■ **Aim of the task**: Reproduce the records that follow in full, excluding any picture they contain.

■ **Entries supplied**:

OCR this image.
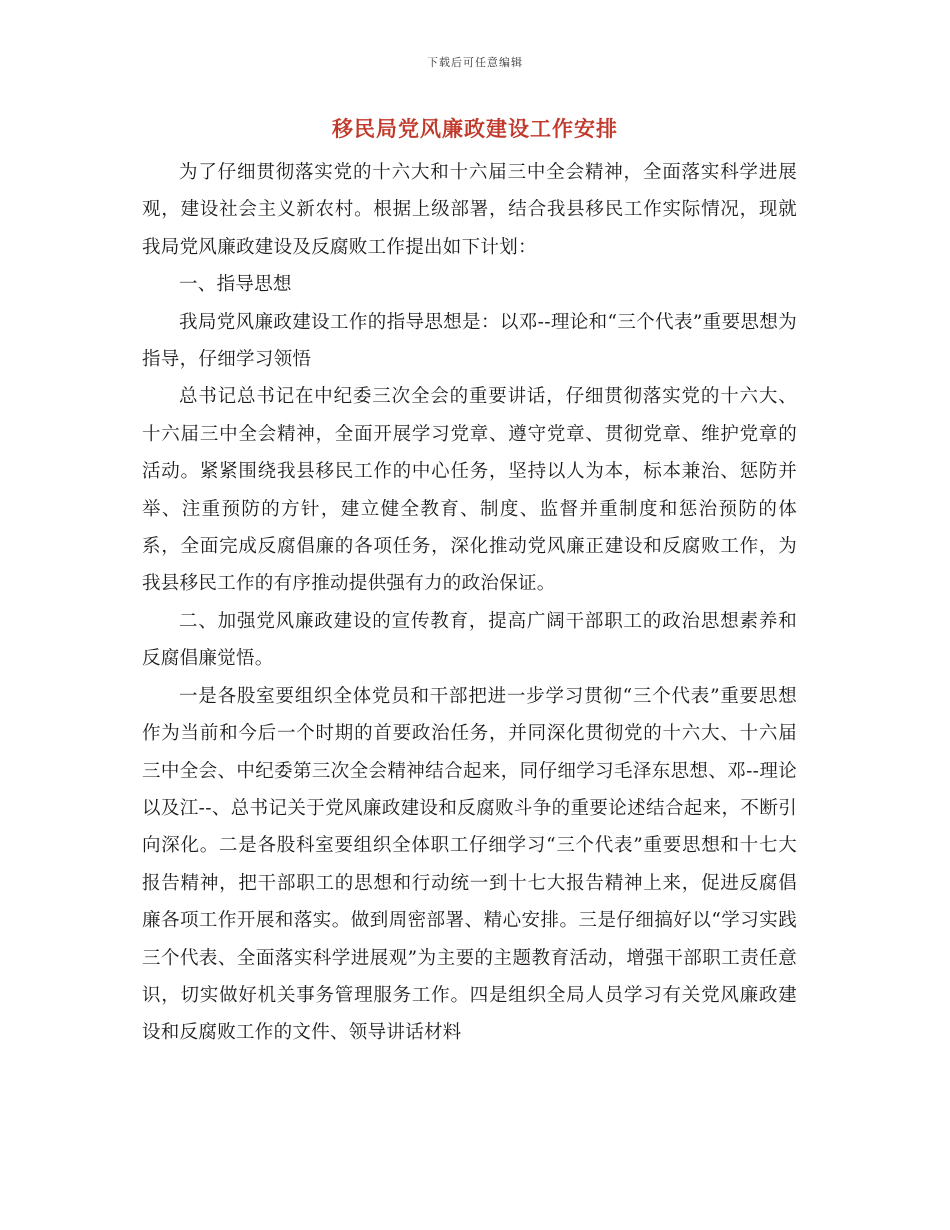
下载后可任意编辑
移民局党风廉政建设工作安排

为了仔细贯彻落实党的十六大和十六届三中全会精神，全面落实科学进展观，建设社会主义新农村。根据上级部署，结合我县移民工作实际情况，现就我局党风廉政建设及反腐败工作提出如下计划：

一、指导思想

我局党风廉政建设工作的指导思想是：以邓--理论和“三个代表”重要思想为指导，仔细学习领悟

总书记总书记在中纪委三次全会的重要讲话，仔细贯彻落实党的十六大、十六届三中全会精神，全面开展学习党章、遵守党章、贯彻党章、维护党章的活动。紧紧围绕我县移民工作的中心任务，坚持以人为本，标本兼治、惩防并举、注重预防的方针，建立健全教育、制度、监督并重制度和惩治预防的体系，全面完成反腐倡廉的各项任务，深化推动党风廉正建设和反腐败工作，为我县移民工作的有序推动提供强有力的政治保证。

二、加强党风廉政建设的宣传教育，提高广阔干部职工的政治思想素养和反腐倡廉觉悟。

一是各股室要组织全体党员和干部把进一步学习贯彻“三个代表”重要思想作为当前和今后一个时期的首要政治任务，并同深化贯彻党的十六大、十六届三中全会、中纪委第三次全会精神结合起来，同仔细学习毛泽东思想、邓--理论以及江--、总书记关于党风廉政建设和反腐败斗争的重要论述结合起来，不断引向深化。二是各股科室要组织全体职工仔细学习“三个代表”重要思想和十七大报告精神，把干部职工的思想和行动统一到十七大报告精神上来，促进反腐倡廉各项工作开展和落实。做到周密部署、精心安排。三是仔细搞好以“学习实践三个代表、全面落实科学进展观”为主要的主题教育活动，增强干部职工责任意识，切实做好机关事务管理服务工作。四是组织全局人员学习有关党风廉政建设和反腐败工作的文件、领导讲话材料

■ **Output**:
OCR this image.
下载后可任意编辑
移民局党风廉政建设工作安排

为了仔细贯彻落实党的十六大和十六届三中全会精神，全面落实科学进展观，建设社会主义新农村。根据上级部署，结合我县移民工作实际情况，现就我局党风廉政建设及反腐败工作提出如下计划：

一、指导思想

我局党风廉政建设工作的指导思想是：以邓--理论和“三个代表”重要思想为指导，仔细学习领悟

总书记总书记在中纪委三次全会的重要讲话，仔细贯彻落实党的十六大、十六届三中全会精神，全面开展学习党章、遵守党章、贯彻党章、维护党章的活动。紧紧围绕我县移民工作的中心任务，坚持以人为本，标本兼治、惩防并举、注重预防的方针，建立健全教育、制度、监督并重制度和惩治预防的体系，全面完成反腐倡廉的各项任务，深化推动党风廉正建设和反腐败工作，为我县移民工作的有序推动提供强有力的政治保证。

二、加强党风廉政建设的宣传教育，提高广阔干部职工的政治思想素养和反腐倡廉觉悟。

一是各股室要组织全体党员和干部把进一步学习贯彻“三个代表”重要思想作为当前和今后一个时期的首要政治任务，并同深化贯彻党的十六大、十六届三中全会、中纪委第三次全会精神结合起来，同仔细学习毛泽东思想、邓--理论以及江--、总书记关于党风廉政建设和反腐败斗争的重要论述结合起来，不断引向深化。二是各股科室要组织全体职工仔细学习“三个代表”重要思想和十七大报告精神，把干部职工的思想和行动统一到十七大报告精神上来，促进反腐倡廉各项工作开展和落实。做到周密部署、精心安排。三是仔细搞好以“学习实践三个代表、全面落实科学进展观”为主要的主题教育活动，增强干部职工责任意识，切实做好机关事务管理服务工作。四是组织全局人员学习有关党风廉政建设和反腐败工作的文件、领导讲话材料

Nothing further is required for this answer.